WHAT THE EXERCISE ASKS: All records are to be retyped faithfully and completely.

#### SOURCE DATA

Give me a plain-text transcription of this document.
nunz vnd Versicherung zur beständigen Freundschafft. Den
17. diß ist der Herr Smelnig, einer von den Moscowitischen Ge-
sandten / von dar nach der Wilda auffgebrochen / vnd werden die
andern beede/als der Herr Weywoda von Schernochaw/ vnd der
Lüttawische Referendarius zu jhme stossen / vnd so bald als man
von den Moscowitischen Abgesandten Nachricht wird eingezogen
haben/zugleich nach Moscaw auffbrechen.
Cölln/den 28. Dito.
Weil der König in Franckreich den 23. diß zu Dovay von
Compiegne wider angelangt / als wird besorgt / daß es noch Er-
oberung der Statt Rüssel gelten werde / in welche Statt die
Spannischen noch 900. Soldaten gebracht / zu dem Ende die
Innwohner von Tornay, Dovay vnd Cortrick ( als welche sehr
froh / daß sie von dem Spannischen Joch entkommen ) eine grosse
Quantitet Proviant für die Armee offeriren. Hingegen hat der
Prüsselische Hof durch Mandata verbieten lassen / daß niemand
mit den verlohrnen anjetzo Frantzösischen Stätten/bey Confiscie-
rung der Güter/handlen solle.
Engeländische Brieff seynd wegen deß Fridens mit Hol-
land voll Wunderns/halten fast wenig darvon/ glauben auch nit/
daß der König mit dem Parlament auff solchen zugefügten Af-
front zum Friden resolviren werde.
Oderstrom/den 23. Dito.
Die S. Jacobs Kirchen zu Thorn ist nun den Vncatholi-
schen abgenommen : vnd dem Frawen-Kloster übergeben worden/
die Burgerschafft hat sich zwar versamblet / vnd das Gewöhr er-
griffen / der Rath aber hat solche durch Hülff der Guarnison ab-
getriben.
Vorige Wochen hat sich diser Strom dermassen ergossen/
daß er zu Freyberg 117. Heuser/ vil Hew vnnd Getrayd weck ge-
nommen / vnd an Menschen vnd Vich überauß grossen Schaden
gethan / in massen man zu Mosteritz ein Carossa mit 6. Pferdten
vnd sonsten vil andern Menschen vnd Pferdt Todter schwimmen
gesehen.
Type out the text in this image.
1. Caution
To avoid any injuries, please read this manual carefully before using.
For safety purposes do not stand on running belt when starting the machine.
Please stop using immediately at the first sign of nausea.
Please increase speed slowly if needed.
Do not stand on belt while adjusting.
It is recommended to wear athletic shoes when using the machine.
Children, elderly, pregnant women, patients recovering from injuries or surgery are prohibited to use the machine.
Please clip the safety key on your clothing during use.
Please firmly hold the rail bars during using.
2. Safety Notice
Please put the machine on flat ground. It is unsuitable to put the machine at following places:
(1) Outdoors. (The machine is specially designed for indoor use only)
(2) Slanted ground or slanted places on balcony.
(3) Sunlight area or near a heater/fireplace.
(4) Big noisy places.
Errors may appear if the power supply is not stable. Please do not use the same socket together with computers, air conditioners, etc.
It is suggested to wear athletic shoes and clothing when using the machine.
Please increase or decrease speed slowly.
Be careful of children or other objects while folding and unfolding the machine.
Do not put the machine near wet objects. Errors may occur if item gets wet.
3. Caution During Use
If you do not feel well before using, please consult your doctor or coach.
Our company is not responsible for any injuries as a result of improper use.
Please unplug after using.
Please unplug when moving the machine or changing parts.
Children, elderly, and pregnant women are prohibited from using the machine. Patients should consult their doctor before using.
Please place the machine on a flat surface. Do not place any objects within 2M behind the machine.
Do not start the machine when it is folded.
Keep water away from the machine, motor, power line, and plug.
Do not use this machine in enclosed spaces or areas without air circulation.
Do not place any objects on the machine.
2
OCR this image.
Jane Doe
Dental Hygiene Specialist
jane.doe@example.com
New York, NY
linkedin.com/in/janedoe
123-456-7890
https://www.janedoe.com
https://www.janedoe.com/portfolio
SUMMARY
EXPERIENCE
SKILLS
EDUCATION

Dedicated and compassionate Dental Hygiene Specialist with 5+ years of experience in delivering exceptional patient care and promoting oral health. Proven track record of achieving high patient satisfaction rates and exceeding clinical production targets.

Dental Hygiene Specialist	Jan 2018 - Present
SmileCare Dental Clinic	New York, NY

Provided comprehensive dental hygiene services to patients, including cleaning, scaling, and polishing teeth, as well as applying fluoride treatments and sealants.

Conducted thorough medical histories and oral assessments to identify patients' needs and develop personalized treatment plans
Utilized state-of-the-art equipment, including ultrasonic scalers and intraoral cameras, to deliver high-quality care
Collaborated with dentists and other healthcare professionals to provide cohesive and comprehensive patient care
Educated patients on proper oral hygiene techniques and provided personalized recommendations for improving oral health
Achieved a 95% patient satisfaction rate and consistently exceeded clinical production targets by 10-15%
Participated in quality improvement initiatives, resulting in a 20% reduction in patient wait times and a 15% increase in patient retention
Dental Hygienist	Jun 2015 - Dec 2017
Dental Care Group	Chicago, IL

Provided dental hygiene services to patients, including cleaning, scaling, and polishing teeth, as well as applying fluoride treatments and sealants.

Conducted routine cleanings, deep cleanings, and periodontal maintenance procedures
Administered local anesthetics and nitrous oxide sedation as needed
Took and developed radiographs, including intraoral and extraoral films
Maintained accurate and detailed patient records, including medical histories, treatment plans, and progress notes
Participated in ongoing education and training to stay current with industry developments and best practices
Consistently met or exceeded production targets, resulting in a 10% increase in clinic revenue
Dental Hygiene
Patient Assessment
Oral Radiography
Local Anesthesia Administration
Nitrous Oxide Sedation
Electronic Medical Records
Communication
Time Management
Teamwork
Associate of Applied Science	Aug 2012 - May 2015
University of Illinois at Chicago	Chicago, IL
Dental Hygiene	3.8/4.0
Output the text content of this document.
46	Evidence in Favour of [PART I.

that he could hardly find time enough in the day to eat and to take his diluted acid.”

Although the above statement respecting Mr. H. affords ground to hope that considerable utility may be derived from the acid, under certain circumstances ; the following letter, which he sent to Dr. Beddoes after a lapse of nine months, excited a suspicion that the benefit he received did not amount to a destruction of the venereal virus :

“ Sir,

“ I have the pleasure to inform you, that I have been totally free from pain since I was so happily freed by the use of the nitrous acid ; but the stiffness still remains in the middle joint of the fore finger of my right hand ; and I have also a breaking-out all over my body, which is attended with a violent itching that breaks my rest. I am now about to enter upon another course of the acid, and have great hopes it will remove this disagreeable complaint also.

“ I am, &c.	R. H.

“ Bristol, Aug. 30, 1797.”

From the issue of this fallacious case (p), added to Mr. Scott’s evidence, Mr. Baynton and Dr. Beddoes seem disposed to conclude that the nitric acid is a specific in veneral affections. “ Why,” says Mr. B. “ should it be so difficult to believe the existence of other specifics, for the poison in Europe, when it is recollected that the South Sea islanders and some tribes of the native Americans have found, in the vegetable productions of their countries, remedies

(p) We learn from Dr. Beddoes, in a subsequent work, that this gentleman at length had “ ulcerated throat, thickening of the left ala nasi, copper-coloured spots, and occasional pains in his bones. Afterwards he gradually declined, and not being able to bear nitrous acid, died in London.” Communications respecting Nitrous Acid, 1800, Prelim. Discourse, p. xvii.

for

########

EXPECTED OUTPUT:
Give me a plain-text transcription of this document.
nunz vnd Versicherung zur beständigen Freundschafft. Den
17. diß ist der Herr Smelnig, einer von den Moscowitischen Ge-
sandten / von dar nach der Wilda auffgebrochen / vnd werden die
andern beede/als der Herr Weywoda von Schernochaw/ vnd der
Lüttawische Referendarius zu jhme stossen / vnd so bald als man
von den Moscowitischen Abgesandten Nachricht wird eingezogen
haben/zugleich nach Moscaw auffbrechen.
Cölln/den 28. Dito.
Weil der König in Franckreich den 23. diß zu Dovay von
Compiegne wider angelangt / als wird besorgt / daß es noch Er-
oberung der Statt Rüssel gelten werde / in welche Statt die
Spannischen noch 900. Soldaten gebracht / zu dem Ende die
Innwohner von Tornay, Dovay vnd Cortrick ( als welche sehr
froh / daß sie von dem Spannischen Joch entkommen ) eine grosse
Quantitet Proviant für die Armee offeriren. Hingegen hat der
Prüsselische Hof durch Mandata verbieten lassen / daß niemand
mit den verlohrnen anjetzo Frantzösischen Stätten/bey Confiscie-
rung der Güter/handlen solle.
Engeländische Brieff seynd wegen deß Fridens mit Hol-
land voll Wunderns/halten fast wenig darvon/ glauben auch nit/
daß der König mit dem Parlament auff solchen zugefügten Af-
front zum Friden resolviren werde.
Oderstrom/den 23. Dito.
Die S. Jacobs Kirchen zu Thorn ist nun den Vncatholi-
schen abgenommen : vnd dem Frawen-Kloster übergeben worden/
die Burgerschafft hat sich zwar versamblet / vnd das Gewöhr er-
griffen / der Rath aber hat solche durch Hülff der Guarnison ab-
getriben.
Vorige Wochen hat sich diser Strom dermassen ergossen/
daß er zu Freyberg 117. Heuser/ vil Hew vnnd Getrayd weck ge-
nommen / vnd an Menschen vnd Vich überauß grossen Schaden
gethan / in massen man zu Mosteritz ein Carossa mit 6. Pferdten
vnd sonsten vil andern Menschen vnd Pferdt Todter schwimmen
gesehen.
Type out the text in this image.
1. Caution
To avoid any injuries, please read this manual carefully before using.
For safety purposes do not stand on running belt when starting the machine.
Please stop using immediately at the first sign of nausea.
Please increase speed slowly if needed.
Do not stand on belt while adjusting.
It is recommended to wear athletic shoes when using the machine.
Children, elderly, pregnant women, patients recovering from injuries or surgery are prohibited to use the machine.
Please clip the safety key on your clothing during use.
Please firmly hold the rail bars during using.
2. Safety Notice
Please put the machine on flat ground. It is unsuitable to put the machine at following places:
(1) Outdoors. (The machine is specially designed for indoor use only)
(2) Slanted ground or slanted places on balcony.
(3) Sunlight area or near a heater/fireplace.
(4) Big noisy places.
Errors may appear if the power supply is not stable. Please do not use the same socket together with computers, air conditioners, etc.
It is suggested to wear athletic shoes and clothing when using the machine.
Please increase or decrease speed slowly.
Be careful of children or other objects while folding and unfolding the machine.
Do not put the machine near wet objects. Errors may occur if item gets wet.
3. Caution During Use
If you do not feel well before using, please consult your doctor or coach.
Our company is not responsible for any injuries as a result of improper use.
Please unplug after using.
Please unplug when moving the machine or changing parts.
Children, elderly, and pregnant women are prohibited from using the machine. Patients should consult their doctor before using.
Please place the machine on a flat surface. Do not place any objects within 2M behind the machine.
Do not start the machine when it is folded.
Keep water away from the machine, motor, power line, and plug.
Do not use this machine in enclosed spaces or areas without air circulation.
Do not place any objects on the machine.
2
OCR this image.
Jane Doe
Dental Hygiene Specialist
jane.doe@example.com
New York, NY
linkedin.com/in/janedoe
123-456-7890
https://www.janedoe.com
https://www.janedoe.com/portfolio
SUMMARY
EXPERIENCE
SKILLS
EDUCATION

Dedicated and compassionate Dental Hygiene Specialist with 5+ years of experience in delivering exceptional patient care and promoting oral health. Proven track record of achieving high patient satisfaction rates and exceeding clinical production targets.

Dental Hygiene Specialist	Jan 2018 - Present
SmileCare Dental Clinic	New York, NY

Provided comprehensive dental hygiene services to patients, including cleaning, scaling, and polishing teeth, as well as applying fluoride treatments and sealants.

Conducted thorough medical histories and oral assessments to identify patients' needs and develop personalized treatment plans
Utilized state-of-the-art equipment, including ultrasonic scalers and intraoral cameras, to deliver high-quality care
Collaborated with dentists and other healthcare professionals to provide cohesive and comprehensive patient care
Educated patients on proper oral hygiene techniques and provided personalized recommendations for improving oral health
Achieved a 95% patient satisfaction rate and consistently exceeded clinical production targets by 10-15%
Participated in quality improvement initiatives, resulting in a 20% reduction in patient wait times and a 15% increase in patient retention
Dental Hygienist	Jun 2015 - Dec 2017
Dental Care Group	Chicago, IL

Provided dental hygiene services to patients, including cleaning, scaling, and polishing teeth, as well as applying fluoride treatments and sealants.

Conducted routine cleanings, deep cleanings, and periodontal maintenance procedures
Administered local anesthetics and nitrous oxide sedation as needed
Took and developed radiographs, including intraoral and extraoral films
Maintained accurate and detailed patient records, including medical histories, treatment plans, and progress notes
Participated in ongoing education and training to stay current with industry developments and best practices
Consistently met or exceeded production targets, resulting in a 10% increase in clinic revenue
Dental Hygiene
Patient Assessment
Oral Radiography
Local Anesthesia Administration
Nitrous Oxide Sedation
Electronic Medical Records
Communication
Time Management
Teamwork
Associate of Applied Science	Aug 2012 - May 2015
University of Illinois at Chicago	Chicago, IL
Dental Hygiene	3.8/4.0
Output the text content of this document.
46	Evidence in Favour of [PART I.

that he could hardly find time enough in the day to eat and to take his diluted acid.”

Although the above statement respecting Mr. H. affords ground to hope that considerable utility may be derived from the acid, under certain circumstances ; the following letter, which he sent to Dr. Beddoes after a lapse of nine months, excited a suspicion that the benefit he received did not amount to a destruction of the venereal virus :

“ Sir,

“ I have the pleasure to inform you, that I have been totally free from pain since I was so happily freed by the use of the nitrous acid ; but the stiffness still remains in the middle joint of the fore finger of my right hand ; and I have also a breaking-out all over my body, which is attended with a violent itching that breaks my rest. I am now about to enter upon another course of the acid, and have great hopes it will remove this disagreeable complaint also.

“ I am, &c.	R. H.

“ Bristol, Aug. 30, 1797.”

From the issue of this fallacious case (p), added to Mr. Scott’s evidence, Mr. Baynton and Dr. Beddoes seem disposed to conclude that the nitric acid is a specific in veneral affections. “ Why,” says Mr. B. “ should it be so difficult to believe the existence of other specifics, for the poison in Europe, when it is recollected that the South Sea islanders and some tribes of the native Americans have found, in the vegetable productions of their countries, remedies

(p) We learn from Dr. Beddoes, in a subsequent work, that this gentleman at length had “ ulcerated throat, thickening of the left ala nasi, copper-coloured spots, and occasional pains in his bones. Afterwards he gradually declined, and not being able to bear nitrous acid, died in London.” Communications respecting Nitrous Acid, 1800, Prelim. Discourse, p. xvii.

for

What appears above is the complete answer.